→ Task description:
Restate all of the data exactly.

→ Excerpted records:
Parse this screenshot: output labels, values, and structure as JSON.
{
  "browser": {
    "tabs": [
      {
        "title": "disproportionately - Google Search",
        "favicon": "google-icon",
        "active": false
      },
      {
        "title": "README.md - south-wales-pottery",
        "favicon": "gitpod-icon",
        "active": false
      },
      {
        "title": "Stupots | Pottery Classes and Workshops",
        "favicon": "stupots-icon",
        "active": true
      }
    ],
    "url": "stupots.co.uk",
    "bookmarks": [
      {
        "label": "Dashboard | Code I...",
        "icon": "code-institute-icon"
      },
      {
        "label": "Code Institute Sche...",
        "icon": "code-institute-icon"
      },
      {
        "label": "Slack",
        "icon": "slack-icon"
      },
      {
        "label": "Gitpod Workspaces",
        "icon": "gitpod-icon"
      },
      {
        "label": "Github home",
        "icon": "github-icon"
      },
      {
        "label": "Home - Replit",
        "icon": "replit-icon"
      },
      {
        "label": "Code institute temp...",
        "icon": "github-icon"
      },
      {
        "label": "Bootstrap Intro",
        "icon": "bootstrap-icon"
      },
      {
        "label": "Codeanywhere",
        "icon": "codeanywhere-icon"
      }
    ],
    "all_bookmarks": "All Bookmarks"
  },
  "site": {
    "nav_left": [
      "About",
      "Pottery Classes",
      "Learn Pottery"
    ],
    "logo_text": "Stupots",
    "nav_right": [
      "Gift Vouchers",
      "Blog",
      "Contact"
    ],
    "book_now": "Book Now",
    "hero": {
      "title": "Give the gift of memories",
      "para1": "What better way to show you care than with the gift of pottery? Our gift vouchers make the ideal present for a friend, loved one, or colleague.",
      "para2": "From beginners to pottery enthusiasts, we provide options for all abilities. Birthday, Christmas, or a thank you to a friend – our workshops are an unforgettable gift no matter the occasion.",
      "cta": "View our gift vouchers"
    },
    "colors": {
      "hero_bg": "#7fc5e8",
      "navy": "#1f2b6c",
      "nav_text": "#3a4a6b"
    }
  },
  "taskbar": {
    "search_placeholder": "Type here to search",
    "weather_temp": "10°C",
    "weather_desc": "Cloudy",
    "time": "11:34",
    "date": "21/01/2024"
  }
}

→ Answer to the problem:
Parse this screenshot: output labels, values, and structure as JSON.
{
  "browser": {
    "tabs": [
      {
        "title": "disproportionately - Google Search",
        "favicon": "google-icon",
        "active": false
      },
      {
        "title": "README.md - south-wales-pottery",
        "favicon": "gitpod-icon",
        "active": false
      },
      {
        "title": "Stupots | Pottery Classes and Workshops",
        "favicon": "stupots-icon",
        "active": true
      }
    ],
    "url": "stupots.co.uk",
    "bookmarks": [
      {
        "label": "Dashboard | Code I...",
        "icon": "code-institute-icon"
      },
      {
        "label": "Code Institute Sche...",
        "icon": "code-institute-icon"
      },
      {
        "label": "Slack",
        "icon": "slack-icon"
      },
      {
        "label": "Gitpod Workspaces",
        "icon": "gitpod-icon"
      },
      {
        "label": "Github home",
        "icon": "github-icon"
      },
      {
        "label": "Home - Replit",
        "icon": "replit-icon"
      },
      {
        "label": "Code institute temp...",
        "icon": "github-icon"
      },
      {
        "label": "Bootstrap Intro",
        "icon": "bootstrap-icon"
      },
      {
        "label": "Codeanywhere",
        "icon": "codeanywhere-icon"
      }
    ],
    "all_bookmarks": "All Bookmarks"
  },
  "site": {
    "nav_left": [
      "About",
      "Pottery Classes",
      "Learn Pottery"
    ],
    "logo_text": "Stupots",
    "nav_right": [
      "Gift Vouchers",
      "Blog",
      "Contact"
    ],
    "book_now": "Book Now",
    "hero": {
      "title": "Give the gift of memories",
      "para1": "What better way to show you care than with the gift of pottery? Our gift vouchers make the ideal present for a friend, loved one, or colleague.",
      "para2": "From beginners to pottery enthusiasts, we provide options for all abilities. Birthday, Christmas, or a thank you to a friend – our workshops are an unforgettable gift no matter the occasion.",
      "cta": "View our gift vouchers"
    },
    "colors": {
      "hero_bg": "#7fc5e8",
      "navy": "#1f2b6c",
      "nav_text": "#3a4a6b"
    }
  },
  "taskbar": {
    "search_placeholder": "Type here to search",
    "weather_temp": "10°C",
    "weather_desc": "Cloudy",
    "time": "11:34",
    "date": "21/01/2024"
  }
}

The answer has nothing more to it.